**MATERIAL SHOWN:**
- - -
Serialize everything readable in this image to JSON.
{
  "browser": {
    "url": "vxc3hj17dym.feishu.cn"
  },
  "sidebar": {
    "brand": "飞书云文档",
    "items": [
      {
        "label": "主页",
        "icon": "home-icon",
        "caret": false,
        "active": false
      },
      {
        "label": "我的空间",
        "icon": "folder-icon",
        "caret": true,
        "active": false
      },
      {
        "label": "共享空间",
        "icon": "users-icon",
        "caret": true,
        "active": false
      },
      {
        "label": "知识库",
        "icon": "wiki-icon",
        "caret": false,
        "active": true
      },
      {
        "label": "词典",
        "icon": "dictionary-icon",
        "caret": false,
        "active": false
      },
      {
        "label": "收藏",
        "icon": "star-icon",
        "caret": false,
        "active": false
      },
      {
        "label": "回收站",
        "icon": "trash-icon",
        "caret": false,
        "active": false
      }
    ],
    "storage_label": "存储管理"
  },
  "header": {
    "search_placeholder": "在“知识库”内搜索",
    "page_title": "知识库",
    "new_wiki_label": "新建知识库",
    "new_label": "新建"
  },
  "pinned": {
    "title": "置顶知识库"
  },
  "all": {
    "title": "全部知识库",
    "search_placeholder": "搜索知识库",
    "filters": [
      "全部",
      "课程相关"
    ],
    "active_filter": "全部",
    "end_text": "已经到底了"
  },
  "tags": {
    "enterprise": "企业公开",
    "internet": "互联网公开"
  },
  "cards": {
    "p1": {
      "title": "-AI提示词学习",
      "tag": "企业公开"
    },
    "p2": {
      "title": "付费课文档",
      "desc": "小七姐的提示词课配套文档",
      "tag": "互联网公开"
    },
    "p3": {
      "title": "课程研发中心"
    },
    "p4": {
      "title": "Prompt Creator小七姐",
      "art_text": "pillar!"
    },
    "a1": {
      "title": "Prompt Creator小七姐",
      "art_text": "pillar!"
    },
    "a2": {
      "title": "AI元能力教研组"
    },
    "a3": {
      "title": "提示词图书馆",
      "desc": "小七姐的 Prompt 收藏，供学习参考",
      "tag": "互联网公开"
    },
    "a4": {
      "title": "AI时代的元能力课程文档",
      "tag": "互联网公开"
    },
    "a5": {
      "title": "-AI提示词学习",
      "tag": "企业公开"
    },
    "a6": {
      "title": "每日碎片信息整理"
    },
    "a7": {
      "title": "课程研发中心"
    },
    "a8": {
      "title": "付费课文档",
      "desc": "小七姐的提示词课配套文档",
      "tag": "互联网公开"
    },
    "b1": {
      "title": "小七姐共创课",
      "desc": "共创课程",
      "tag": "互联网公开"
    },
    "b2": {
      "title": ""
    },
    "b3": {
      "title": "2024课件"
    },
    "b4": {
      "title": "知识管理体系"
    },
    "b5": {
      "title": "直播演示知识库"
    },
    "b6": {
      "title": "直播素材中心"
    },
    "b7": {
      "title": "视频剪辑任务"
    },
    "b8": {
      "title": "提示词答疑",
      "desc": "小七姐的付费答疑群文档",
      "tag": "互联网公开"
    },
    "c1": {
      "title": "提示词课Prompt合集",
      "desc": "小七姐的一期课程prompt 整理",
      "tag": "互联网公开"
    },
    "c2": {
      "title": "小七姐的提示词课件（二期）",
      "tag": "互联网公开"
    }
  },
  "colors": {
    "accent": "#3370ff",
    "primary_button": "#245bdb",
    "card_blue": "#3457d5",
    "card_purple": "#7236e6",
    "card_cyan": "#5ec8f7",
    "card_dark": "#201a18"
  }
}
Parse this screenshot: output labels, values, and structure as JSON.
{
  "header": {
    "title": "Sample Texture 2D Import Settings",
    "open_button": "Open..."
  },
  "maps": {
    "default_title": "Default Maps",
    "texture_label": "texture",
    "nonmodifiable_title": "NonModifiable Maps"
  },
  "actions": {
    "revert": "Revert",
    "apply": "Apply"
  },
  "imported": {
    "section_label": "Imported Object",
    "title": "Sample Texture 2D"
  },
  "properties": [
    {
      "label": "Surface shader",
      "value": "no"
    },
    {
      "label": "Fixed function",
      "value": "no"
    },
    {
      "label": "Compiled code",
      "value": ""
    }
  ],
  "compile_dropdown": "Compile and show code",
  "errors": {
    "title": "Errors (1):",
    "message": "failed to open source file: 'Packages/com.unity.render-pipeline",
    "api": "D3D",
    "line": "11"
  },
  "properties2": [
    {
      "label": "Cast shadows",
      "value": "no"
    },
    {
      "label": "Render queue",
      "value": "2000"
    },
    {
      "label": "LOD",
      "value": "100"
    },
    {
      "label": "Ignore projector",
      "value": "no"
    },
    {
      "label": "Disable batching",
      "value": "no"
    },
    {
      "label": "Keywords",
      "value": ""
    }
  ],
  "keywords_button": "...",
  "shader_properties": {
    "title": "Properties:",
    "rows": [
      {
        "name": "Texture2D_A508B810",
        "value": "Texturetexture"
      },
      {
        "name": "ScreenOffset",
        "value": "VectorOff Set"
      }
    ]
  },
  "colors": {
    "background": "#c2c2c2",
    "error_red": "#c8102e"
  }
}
- - -
**TASK STATEMENT:** Repeat the records above in full, character for character.

**FINAL RESULT:**
Serialize everything readable in this image to JSON.
{
  "browser": {
    "url": "vxc3hj17dym.feishu.cn"
  },
  "sidebar": {
    "brand": "飞书云文档",
    "items": [
      {
        "label": "主页",
        "icon": "home-icon",
        "caret": false,
        "active": false
      },
      {
        "label": "我的空间",
        "icon": "folder-icon",
        "caret": true,
        "active": false
      },
      {
        "label": "共享空间",
        "icon": "users-icon",
        "caret": true,
        "active": false
      },
      {
        "label": "知识库",
        "icon": "wiki-icon",
        "caret": false,
        "active": true
      },
      {
        "label": "词典",
        "icon": "dictionary-icon",
        "caret": false,
        "active": false
      },
      {
        "label": "收藏",
        "icon": "star-icon",
        "caret": false,
        "active": false
      },
      {
        "label": "回收站",
        "icon": "trash-icon",
        "caret": false,
        "active": false
      }
    ],
    "storage_label": "存储管理"
  },
  "header": {
    "search_placeholder": "在“知识库”内搜索",
    "page_title": "知识库",
    "new_wiki_label": "新建知识库",
    "new_label": "新建"
  },
  "pinned": {
    "title": "置顶知识库"
  },
  "all": {
    "title": "全部知识库",
    "search_placeholder": "搜索知识库",
    "filters": [
      "全部",
      "课程相关"
    ],
    "active_filter": "全部",
    "end_text": "已经到底了"
  },
  "tags": {
    "enterprise": "企业公开",
    "internet": "互联网公开"
  },
  "cards": {
    "p1": {
      "title": "-AI提示词学习",
      "tag": "企业公开"
    },
    "p2": {
      "title": "付费课文档",
      "desc": "小七姐的提示词课配套文档",
      "tag": "互联网公开"
    },
    "p3": {
      "title": "课程研发中心"
    },
    "p4": {
      "title": "Prompt Creator小七姐",
      "art_text": "pillar!"
    },
    "a1": {
      "title": "Prompt Creator小七姐",
      "art_text": "pillar!"
    },
    "a2": {
      "title": "AI元能力教研组"
    },
    "a3": {
      "title": "提示词图书馆",
      "desc": "小七姐的 Prompt 收藏，供学习参考",
      "tag": "互联网公开"
    },
    "a4": {
      "title": "AI时代的元能力课程文档",
      "tag": "互联网公开"
    },
    "a5": {
      "title": "-AI提示词学习",
      "tag": "企业公开"
    },
    "a6": {
      "title": "每日碎片信息整理"
    },
    "a7": {
      "title": "课程研发中心"
    },
    "a8": {
      "title": "付费课文档",
      "desc": "小七姐的提示词课配套文档",
      "tag": "互联网公开"
    },
    "b1": {
      "title": "小七姐共创课",
      "desc": "共创课程",
      "tag": "互联网公开"
    },
    "b2": {
      "title": ""
    },
    "b3": {
      "title": "2024课件"
    },
    "b4": {
      "title": "知识管理体系"
    },
    "b5": {
      "title": "直播演示知识库"
    },
    "b6": {
      "title": "直播素材中心"
    },
    "b7": {
      "title": "视频剪辑任务"
    },
    "b8": {
      "title": "提示词答疑",
      "desc": "小七姐的付费答疑群文档",
      "tag": "互联网公开"
    },
    "c1": {
      "title": "提示词课Prompt合集",
      "desc": "小七姐的一期课程prompt 整理",
      "tag": "互联网公开"
    },
    "c2": {
      "title": "小七姐的提示词课件（二期）",
      "tag": "互联网公开"
    }
  },
  "colors": {
    "accent": "#3370ff",
    "primary_button": "#245bdb",
    "card_blue": "#3457d5",
    "card_purple": "#7236e6",
    "card_cyan": "#5ec8f7",
    "card_dark": "#201a18"
  }
}
Parse this screenshot: output labels, values, and structure as JSON.
{
  "header": {
    "title": "Sample Texture 2D Import Settings",
    "open_button": "Open..."
  },
  "maps": {
    "default_title": "Default Maps",
    "texture_label": "texture",
    "nonmodifiable_title": "NonModifiable Maps"
  },
  "actions": {
    "revert": "Revert",
    "apply": "Apply"
  },
  "imported": {
    "section_label": "Imported Object",
    "title": "Sample Texture 2D"
  },
  "properties": [
    {
      "label": "Surface shader",
      "value": "no"
    },
    {
      "label": "Fixed function",
      "value": "no"
    },
    {
      "label": "Compiled code",
      "value": ""
    }
  ],
  "compile_dropdown": "Compile and show code",
  "errors": {
    "title": "Errors (1):",
    "message": "failed to open source file: 'Packages/com.unity.render-pipeline",
    "api": "D3D",
    "line": "11"
  },
  "properties2": [
    {
      "label": "Cast shadows",
      "value": "no"
    },
    {
      "label": "Render queue",
      "value": "2000"
    },
    {
      "label": "LOD",
      "value": "100"
    },
    {
      "label": "Ignore projector",
      "value": "no"
    },
    {
      "label": "Disable batching",
      "value": "no"
    },
    {
      "label": "Keywords",
      "value": ""
    }
  ],
  "keywords_button": "...",
  "shader_properties": {
    "title": "Properties:",
    "rows": [
      {
        "name": "Texture2D_A508B810",
        "value": "Texturetexture"
      },
      {
        "name": "ScreenOffset",
        "value": "VectorOff Set"
      }
    ]
  },
  "colors": {
    "background": "#c2c2c2",
    "error_red": "#c8102e"
  }
}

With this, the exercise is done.